Exercise requirements - What you return must match the material exactly, with every line present.

____ Records for this exercise

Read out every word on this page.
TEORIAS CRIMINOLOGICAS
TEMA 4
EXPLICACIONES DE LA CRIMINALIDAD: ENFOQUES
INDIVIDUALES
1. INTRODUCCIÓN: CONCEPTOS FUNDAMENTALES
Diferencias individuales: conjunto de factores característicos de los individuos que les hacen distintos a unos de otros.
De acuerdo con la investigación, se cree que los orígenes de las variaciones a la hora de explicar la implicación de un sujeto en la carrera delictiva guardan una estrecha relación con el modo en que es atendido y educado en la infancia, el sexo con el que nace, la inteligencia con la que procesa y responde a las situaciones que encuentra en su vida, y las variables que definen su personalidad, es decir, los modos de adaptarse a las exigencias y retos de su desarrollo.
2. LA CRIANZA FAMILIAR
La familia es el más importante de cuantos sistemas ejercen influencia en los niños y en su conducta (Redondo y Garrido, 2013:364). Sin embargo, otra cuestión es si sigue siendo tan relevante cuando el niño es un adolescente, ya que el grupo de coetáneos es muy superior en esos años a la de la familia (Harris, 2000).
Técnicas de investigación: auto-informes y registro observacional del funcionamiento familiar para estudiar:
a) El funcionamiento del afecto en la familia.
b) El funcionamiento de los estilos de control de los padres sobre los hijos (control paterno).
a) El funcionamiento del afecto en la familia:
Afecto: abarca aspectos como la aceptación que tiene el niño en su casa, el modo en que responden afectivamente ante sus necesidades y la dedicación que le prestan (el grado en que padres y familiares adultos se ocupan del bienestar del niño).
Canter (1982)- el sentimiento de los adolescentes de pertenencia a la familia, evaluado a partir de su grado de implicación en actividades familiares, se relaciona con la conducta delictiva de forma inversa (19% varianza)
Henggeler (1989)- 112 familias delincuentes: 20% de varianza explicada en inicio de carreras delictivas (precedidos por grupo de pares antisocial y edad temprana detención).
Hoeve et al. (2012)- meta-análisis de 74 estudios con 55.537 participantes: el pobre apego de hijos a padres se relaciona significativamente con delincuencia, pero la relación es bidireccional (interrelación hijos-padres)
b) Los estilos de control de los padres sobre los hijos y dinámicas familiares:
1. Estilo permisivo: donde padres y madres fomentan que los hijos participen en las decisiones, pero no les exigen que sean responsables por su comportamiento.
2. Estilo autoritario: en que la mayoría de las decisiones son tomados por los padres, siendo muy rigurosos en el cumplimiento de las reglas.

________

Response area -
Read out every word on this page.
TEORIAS CRIMINOLOGICAS
TEMA 4
EXPLICACIONES DE LA CRIMINALIDAD: ENFOQUES
INDIVIDUALES
1. INTRODUCCIÓN: CONCEPTOS FUNDAMENTALES
Diferencias individuales: conjunto de factores característicos de los individuos que les hacen distintos a unos de otros.
De acuerdo con la investigación, se cree que los orígenes de las variaciones a la hora de explicar la implicación de un sujeto en la carrera delictiva guardan una estrecha relación con el modo en que es atendido y educado en la infancia, el sexo con el que nace, la inteligencia con la que procesa y responde a las situaciones que encuentra en su vida, y las variables que definen su personalidad, es decir, los modos de adaptarse a las exigencias y retos de su desarrollo.
2. LA CRIANZA FAMILIAR
La familia es el más importante de cuantos sistemas ejercen influencia en los niños y en su conducta (Redondo y Garrido, 2013:364). Sin embargo, otra cuestión es si sigue siendo tan relevante cuando el niño es un adolescente, ya que el grupo de coetáneos es muy superior en esos años a la de la familia (Harris, 2000).
Técnicas de investigación: auto-informes y registro observacional del funcionamiento familiar para estudiar:
a) El funcionamiento del afecto en la familia.
b) El funcionamiento de los estilos de control de los padres sobre los hijos (control paterno).
a) El funcionamiento del afecto en la familia:
Afecto: abarca aspectos como la aceptación que tiene el niño en su casa, el modo en que responden afectivamente ante sus necesidades y la dedicación que le prestan (el grado en que padres y familiares adultos se ocupan del bienestar del niño).
Canter (1982)- el sentimiento de los adolescentes de pertenencia a la familia, evaluado a partir de su grado de implicación en actividades familiares, se relaciona con la conducta delictiva de forma inversa (19% varianza)
Henggeler (1989)- 112 familias delincuentes: 20% de varianza explicada en inicio de carreras delictivas (precedidos por grupo de pares antisocial y edad temprana detención).
Hoeve et al. (2012)- meta-análisis de 74 estudios con 55.537 participantes: el pobre apego de hijos a padres se relaciona significativamente con delincuencia, pero la relación es bidireccional (interrelación hijos-padres)
b) Los estilos de control de los padres sobre los hijos y dinámicas familiares:
1. Estilo permisivo: donde padres y madres fomentan que los hijos participen en las decisiones, pero no les exigen que sean responsables por su comportamiento.
2. Estilo autoritario: en que la mayoría de las decisiones son tomados por los padres, siendo muy rigurosos en el cumplimiento de las reglas.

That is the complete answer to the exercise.